◆ **To be done**
Give back the whole listing exactly as shown.

◆ **Supplied information**
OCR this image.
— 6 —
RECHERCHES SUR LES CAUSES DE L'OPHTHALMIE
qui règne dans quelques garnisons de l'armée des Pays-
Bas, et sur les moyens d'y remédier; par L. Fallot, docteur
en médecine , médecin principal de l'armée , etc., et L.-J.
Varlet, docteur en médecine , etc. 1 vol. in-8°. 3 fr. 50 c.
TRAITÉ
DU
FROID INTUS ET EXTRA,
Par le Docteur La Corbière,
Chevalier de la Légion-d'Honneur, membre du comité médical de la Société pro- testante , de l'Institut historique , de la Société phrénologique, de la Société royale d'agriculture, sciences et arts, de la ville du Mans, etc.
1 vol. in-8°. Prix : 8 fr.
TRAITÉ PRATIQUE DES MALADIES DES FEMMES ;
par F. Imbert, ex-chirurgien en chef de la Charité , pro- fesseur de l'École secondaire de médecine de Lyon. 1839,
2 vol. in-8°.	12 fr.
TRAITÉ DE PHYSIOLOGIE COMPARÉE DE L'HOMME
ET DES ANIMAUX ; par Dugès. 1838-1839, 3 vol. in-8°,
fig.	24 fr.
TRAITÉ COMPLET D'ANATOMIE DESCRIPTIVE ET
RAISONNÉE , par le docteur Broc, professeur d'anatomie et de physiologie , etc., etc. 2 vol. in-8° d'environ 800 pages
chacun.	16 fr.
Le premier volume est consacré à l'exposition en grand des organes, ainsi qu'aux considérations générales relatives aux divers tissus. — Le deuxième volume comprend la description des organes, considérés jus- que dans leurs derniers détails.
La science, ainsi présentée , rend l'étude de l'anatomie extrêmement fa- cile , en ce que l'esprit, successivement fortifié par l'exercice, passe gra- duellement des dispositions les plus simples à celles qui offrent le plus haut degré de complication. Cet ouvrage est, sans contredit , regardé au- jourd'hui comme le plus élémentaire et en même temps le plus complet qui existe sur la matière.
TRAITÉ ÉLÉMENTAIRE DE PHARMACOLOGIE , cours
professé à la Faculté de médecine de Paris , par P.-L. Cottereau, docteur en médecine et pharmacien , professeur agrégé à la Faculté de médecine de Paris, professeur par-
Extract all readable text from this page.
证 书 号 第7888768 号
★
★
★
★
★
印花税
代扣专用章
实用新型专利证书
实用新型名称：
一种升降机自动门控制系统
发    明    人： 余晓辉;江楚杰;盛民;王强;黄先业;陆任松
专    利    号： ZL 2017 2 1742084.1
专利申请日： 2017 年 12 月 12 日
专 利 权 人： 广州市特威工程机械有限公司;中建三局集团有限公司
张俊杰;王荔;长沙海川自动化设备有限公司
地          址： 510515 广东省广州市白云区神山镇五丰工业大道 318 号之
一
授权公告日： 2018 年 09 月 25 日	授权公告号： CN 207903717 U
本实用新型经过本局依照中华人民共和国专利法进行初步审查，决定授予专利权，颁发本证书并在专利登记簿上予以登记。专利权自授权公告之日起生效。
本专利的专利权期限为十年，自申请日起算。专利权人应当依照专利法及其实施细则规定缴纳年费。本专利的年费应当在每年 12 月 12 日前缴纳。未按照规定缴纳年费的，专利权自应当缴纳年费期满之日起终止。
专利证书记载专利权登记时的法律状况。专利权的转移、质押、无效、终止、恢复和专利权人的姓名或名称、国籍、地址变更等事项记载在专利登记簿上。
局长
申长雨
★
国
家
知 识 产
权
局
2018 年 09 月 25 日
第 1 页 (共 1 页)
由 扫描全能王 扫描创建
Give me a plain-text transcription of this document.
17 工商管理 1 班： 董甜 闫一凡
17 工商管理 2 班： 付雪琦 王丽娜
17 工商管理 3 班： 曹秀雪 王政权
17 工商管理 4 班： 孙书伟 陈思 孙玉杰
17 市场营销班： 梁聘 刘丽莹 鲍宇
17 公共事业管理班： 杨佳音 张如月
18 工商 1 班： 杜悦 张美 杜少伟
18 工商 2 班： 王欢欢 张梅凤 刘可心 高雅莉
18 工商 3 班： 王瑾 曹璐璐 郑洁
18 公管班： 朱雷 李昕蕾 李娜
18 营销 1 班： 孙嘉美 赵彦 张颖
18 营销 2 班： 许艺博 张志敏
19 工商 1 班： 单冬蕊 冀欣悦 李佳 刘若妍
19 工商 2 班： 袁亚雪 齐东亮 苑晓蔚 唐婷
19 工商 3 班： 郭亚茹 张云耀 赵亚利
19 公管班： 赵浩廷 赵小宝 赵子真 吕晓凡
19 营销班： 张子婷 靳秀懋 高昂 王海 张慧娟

◆ **Written answer**
OCR this image.
— 6 —
RECHERCHES SUR LES CAUSES DE L'OPHTHALMIE
qui règne dans quelques garnisons de l'armée des Pays-
Bas, et sur les moyens d'y remédier; par L. Fallot, docteur
en médecine , médecin principal de l'armée , etc., et L.-J.
Varlet, docteur en médecine , etc. 1 vol. in-8°. 3 fr. 50 c.
TRAITÉ
DU
FROID INTUS ET EXTRA,
Par le Docteur La Corbière,
Chevalier de la Légion-d'Honneur, membre du comité médical de la Société pro- testante , de l'Institut historique , de la Société phrénologique, de la Société royale d'agriculture, sciences et arts, de la ville du Mans, etc.
1 vol. in-8°. Prix : 8 fr.
TRAITÉ PRATIQUE DES MALADIES DES FEMMES ;
par F. Imbert, ex-chirurgien en chef de la Charité , pro- fesseur de l'École secondaire de médecine de Lyon. 1839,
2 vol. in-8°.	12 fr.
TRAITÉ DE PHYSIOLOGIE COMPARÉE DE L'HOMME
ET DES ANIMAUX ; par Dugès. 1838-1839, 3 vol. in-8°,
fig.	24 fr.
TRAITÉ COMPLET D'ANATOMIE DESCRIPTIVE ET
RAISONNÉE , par le docteur Broc, professeur d'anatomie et de physiologie , etc., etc. 2 vol. in-8° d'environ 800 pages
chacun.	16 fr.
Le premier volume est consacré à l'exposition en grand des organes, ainsi qu'aux considérations générales relatives aux divers tissus. — Le deuxième volume comprend la description des organes, considérés jus- que dans leurs derniers détails.
La science, ainsi présentée , rend l'étude de l'anatomie extrêmement fa- cile , en ce que l'esprit, successivement fortifié par l'exercice, passe gra- duellement des dispositions les plus simples à celles qui offrent le plus haut degré de complication. Cet ouvrage est, sans contredit , regardé au- jourd'hui comme le plus élémentaire et en même temps le plus complet qui existe sur la matière.
TRAITÉ ÉLÉMENTAIRE DE PHARMACOLOGIE , cours
professé à la Faculté de médecine de Paris , par P.-L. Cottereau, docteur en médecine et pharmacien , professeur agrégé à la Faculté de médecine de Paris, professeur par-
Extract all readable text from this page.
证 书 号 第7888768 号
★
★
★
★
★
印花税
代扣专用章
实用新型专利证书
实用新型名称：
一种升降机自动门控制系统
发    明    人： 余晓辉;江楚杰;盛民;王强;黄先业;陆任松
专    利    号： ZL 2017 2 1742084.1
专利申请日： 2017 年 12 月 12 日
专 利 权 人： 广州市特威工程机械有限公司;中建三局集团有限公司
张俊杰;王荔;长沙海川自动化设备有限公司
地          址： 510515 广东省广州市白云区神山镇五丰工业大道 318 号之
一
授权公告日： 2018 年 09 月 25 日	授权公告号： CN 207903717 U
本实用新型经过本局依照中华人民共和国专利法进行初步审查，决定授予专利权，颁发本证书并在专利登记簿上予以登记。专利权自授权公告之日起生效。
本专利的专利权期限为十年，自申请日起算。专利权人应当依照专利法及其实施细则规定缴纳年费。本专利的年费应当在每年 12 月 12 日前缴纳。未按照规定缴纳年费的，专利权自应当缴纳年费期满之日起终止。
专利证书记载专利权登记时的法律状况。专利权的转移、质押、无效、终止、恢复和专利权人的姓名或名称、国籍、地址变更等事项记载在专利登记簿上。
局长
申长雨
★
国
家
知 识 产
权
局
2018 年 09 月 25 日
第 1 页 (共 1 页)
由 扫描全能王 扫描创建
Give me a plain-text transcription of this document.
17 工商管理 1 班： 董甜 闫一凡
17 工商管理 2 班： 付雪琦 王丽娜
17 工商管理 3 班： 曹秀雪 王政权
17 工商管理 4 班： 孙书伟 陈思 孙玉杰
17 市场营销班： 梁聘 刘丽莹 鲍宇
17 公共事业管理班： 杨佳音 张如月
18 工商 1 班： 杜悦 张美 杜少伟
18 工商 2 班： 王欢欢 张梅凤 刘可心 高雅莉
18 工商 3 班： 王瑾 曹璐璐 郑洁
18 公管班： 朱雷 李昕蕾 李娜
18 营销 1 班： 孙嘉美 赵彦 张颖
18 营销 2 班： 许艺博 张志敏
19 工商 1 班： 单冬蕊 冀欣悦 李佳 刘若妍
19 工商 2 班： 袁亚雪 齐东亮 苑晓蔚 唐婷
19 工商 3 班： 郭亚茹 张云耀 赵亚利
19 公管班： 赵浩廷 赵小宝 赵子真 吕晓凡
19 营销班： 张子婷 靳秀懋 高昂 王海 张慧娟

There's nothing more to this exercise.